(Data records)
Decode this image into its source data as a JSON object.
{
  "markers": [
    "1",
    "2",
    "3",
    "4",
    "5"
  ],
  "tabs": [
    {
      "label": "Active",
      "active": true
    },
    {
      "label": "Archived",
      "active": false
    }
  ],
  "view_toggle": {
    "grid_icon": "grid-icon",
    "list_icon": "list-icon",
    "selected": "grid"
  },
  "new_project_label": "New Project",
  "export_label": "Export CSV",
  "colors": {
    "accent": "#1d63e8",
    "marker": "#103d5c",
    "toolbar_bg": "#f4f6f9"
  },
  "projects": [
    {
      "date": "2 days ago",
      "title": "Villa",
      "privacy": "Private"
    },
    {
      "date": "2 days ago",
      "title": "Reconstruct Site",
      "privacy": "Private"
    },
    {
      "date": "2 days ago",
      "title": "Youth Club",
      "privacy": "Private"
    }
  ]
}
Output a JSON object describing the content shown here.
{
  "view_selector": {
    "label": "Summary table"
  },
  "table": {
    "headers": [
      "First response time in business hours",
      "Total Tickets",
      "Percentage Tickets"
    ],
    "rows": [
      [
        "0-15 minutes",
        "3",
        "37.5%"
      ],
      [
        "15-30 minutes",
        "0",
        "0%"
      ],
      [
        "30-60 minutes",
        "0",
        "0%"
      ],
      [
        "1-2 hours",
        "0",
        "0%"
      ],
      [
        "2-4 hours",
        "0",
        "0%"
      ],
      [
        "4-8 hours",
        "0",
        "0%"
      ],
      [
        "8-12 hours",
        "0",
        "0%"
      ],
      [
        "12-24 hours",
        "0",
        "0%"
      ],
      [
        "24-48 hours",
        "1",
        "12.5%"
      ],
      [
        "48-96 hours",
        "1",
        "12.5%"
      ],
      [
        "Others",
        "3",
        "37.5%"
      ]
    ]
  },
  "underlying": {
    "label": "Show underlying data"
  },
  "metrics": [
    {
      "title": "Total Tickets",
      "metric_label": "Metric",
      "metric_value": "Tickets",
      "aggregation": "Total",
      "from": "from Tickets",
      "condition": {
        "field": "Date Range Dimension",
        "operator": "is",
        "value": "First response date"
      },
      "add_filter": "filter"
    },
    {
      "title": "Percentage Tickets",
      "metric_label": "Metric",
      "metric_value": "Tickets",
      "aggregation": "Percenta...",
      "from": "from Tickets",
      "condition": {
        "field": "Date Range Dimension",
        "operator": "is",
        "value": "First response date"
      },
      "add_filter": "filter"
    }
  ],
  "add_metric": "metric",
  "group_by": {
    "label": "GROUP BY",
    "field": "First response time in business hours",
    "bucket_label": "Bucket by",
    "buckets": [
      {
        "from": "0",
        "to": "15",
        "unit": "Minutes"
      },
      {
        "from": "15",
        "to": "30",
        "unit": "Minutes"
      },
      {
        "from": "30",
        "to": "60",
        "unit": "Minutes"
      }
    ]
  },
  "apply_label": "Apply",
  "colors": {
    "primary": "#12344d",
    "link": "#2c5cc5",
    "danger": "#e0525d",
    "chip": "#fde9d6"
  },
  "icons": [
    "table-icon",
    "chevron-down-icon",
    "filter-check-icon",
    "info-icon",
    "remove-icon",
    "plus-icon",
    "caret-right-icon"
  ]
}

**Requirement**
Please return the data above exactly as given.

**Output for this exercise**
Decode this image into its source data as a JSON object.
{
  "markers": [
    "1",
    "2",
    "3",
    "4",
    "5"
  ],
  "tabs": [
    {
      "label": "Active",
      "active": true
    },
    {
      "label": "Archived",
      "active": false
    }
  ],
  "view_toggle": {
    "grid_icon": "grid-icon",
    "list_icon": "list-icon",
    "selected": "grid"
  },
  "new_project_label": "New Project",
  "export_label": "Export CSV",
  "colors": {
    "accent": "#1d63e8",
    "marker": "#103d5c",
    "toolbar_bg": "#f4f6f9"
  },
  "projects": [
    {
      "date": "2 days ago",
      "title": "Villa",
      "privacy": "Private"
    },
    {
      "date": "2 days ago",
      "title": "Reconstruct Site",
      "privacy": "Private"
    },
    {
      "date": "2 days ago",
      "title": "Youth Club",
      "privacy": "Private"
    }
  ]
}
Output a JSON object describing the content shown here.
{
  "view_selector": {
    "label": "Summary table"
  },
  "table": {
    "headers": [
      "First response time in business hours",
      "Total Tickets",
      "Percentage Tickets"
    ],
    "rows": [
      [
        "0-15 minutes",
        "3",
        "37.5%"
      ],
      [
        "15-30 minutes",
        "0",
        "0%"
      ],
      [
        "30-60 minutes",
        "0",
        "0%"
      ],
      [
        "1-2 hours",
        "0",
        "0%"
      ],
      [
        "2-4 hours",
        "0",
        "0%"
      ],
      [
        "4-8 hours",
        "0",
        "0%"
      ],
      [
        "8-12 hours",
        "0",
        "0%"
      ],
      [
        "12-24 hours",
        "0",
        "0%"
      ],
      [
        "24-48 hours",
        "1",
        "12.5%"
      ],
      [
        "48-96 hours",
        "1",
        "12.5%"
      ],
      [
        "Others",
        "3",
        "37.5%"
      ]
    ]
  },
  "underlying": {
    "label": "Show underlying data"
  },
  "metrics": [
    {
      "title": "Total Tickets",
      "metric_label": "Metric",
      "metric_value": "Tickets",
      "aggregation": "Total",
      "from": "from Tickets",
      "condition": {
        "field": "Date Range Dimension",
        "operator": "is",
        "value": "First response date"
      },
      "add_filter": "filter"
    },
    {
      "title": "Percentage Tickets",
      "metric_label": "Metric",
      "metric_value": "Tickets",
      "aggregation": "Percenta...",
      "from": "from Tickets",
      "condition": {
        "field": "Date Range Dimension",
        "operator": "is",
        "value": "First response date"
      },
      "add_filter": "filter"
    }
  ],
  "add_metric": "metric",
  "group_by": {
    "label": "GROUP BY",
    "field": "First response time in business hours",
    "bucket_label": "Bucket by",
    "buckets": [
      {
        "from": "0",
        "to": "15",
        "unit": "Minutes"
      },
      {
        "from": "15",
        "to": "30",
        "unit": "Minutes"
      },
      {
        "from": "30",
        "to": "60",
        "unit": "Minutes"
      }
    ]
  },
  "apply_label": "Apply",
  "colors": {
    "primary": "#12344d",
    "link": "#2c5cc5",
    "danger": "#e0525d",
    "chip": "#fde9d6"
  },
  "icons": [
    "table-icon",
    "chevron-down-icon",
    "filter-check-icon",
    "info-icon",
    "remove-icon",
    "plus-icon",
    "caret-right-icon"
  ]
}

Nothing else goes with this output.